DATA TO USE>
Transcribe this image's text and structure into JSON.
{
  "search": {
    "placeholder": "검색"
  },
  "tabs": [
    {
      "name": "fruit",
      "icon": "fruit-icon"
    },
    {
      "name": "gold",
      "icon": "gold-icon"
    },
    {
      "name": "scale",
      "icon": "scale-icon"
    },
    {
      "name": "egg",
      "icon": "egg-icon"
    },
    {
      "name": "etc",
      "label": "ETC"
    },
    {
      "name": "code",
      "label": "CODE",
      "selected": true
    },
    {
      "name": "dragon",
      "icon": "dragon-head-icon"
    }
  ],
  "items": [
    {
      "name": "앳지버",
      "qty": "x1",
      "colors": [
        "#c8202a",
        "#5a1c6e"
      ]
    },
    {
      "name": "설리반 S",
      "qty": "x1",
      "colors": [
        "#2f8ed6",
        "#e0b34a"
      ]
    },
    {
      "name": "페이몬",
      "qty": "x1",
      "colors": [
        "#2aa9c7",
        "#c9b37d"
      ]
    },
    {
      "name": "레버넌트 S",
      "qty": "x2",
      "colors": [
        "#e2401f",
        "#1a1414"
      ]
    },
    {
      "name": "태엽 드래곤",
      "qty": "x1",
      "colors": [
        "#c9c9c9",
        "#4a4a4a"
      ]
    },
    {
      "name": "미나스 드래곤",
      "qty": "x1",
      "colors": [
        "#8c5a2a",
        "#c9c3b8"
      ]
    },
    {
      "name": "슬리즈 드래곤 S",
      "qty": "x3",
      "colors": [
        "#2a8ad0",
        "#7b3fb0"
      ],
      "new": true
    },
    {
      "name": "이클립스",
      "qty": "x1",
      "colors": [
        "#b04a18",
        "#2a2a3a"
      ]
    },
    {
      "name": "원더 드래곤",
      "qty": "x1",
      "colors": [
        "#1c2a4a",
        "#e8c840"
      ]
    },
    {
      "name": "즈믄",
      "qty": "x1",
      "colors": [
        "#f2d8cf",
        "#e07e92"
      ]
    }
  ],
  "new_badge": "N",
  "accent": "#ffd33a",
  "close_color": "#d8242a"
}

TASK REQUIREMENTS> From the records above, copy every line that holds the word "icon".

SOLUTION BELOW>
      "icon": "fruit-icon"
      "icon": "gold-icon"
      "icon": "scale-icon"
      "icon": "egg-icon"
      "icon": "dragon-head-icon"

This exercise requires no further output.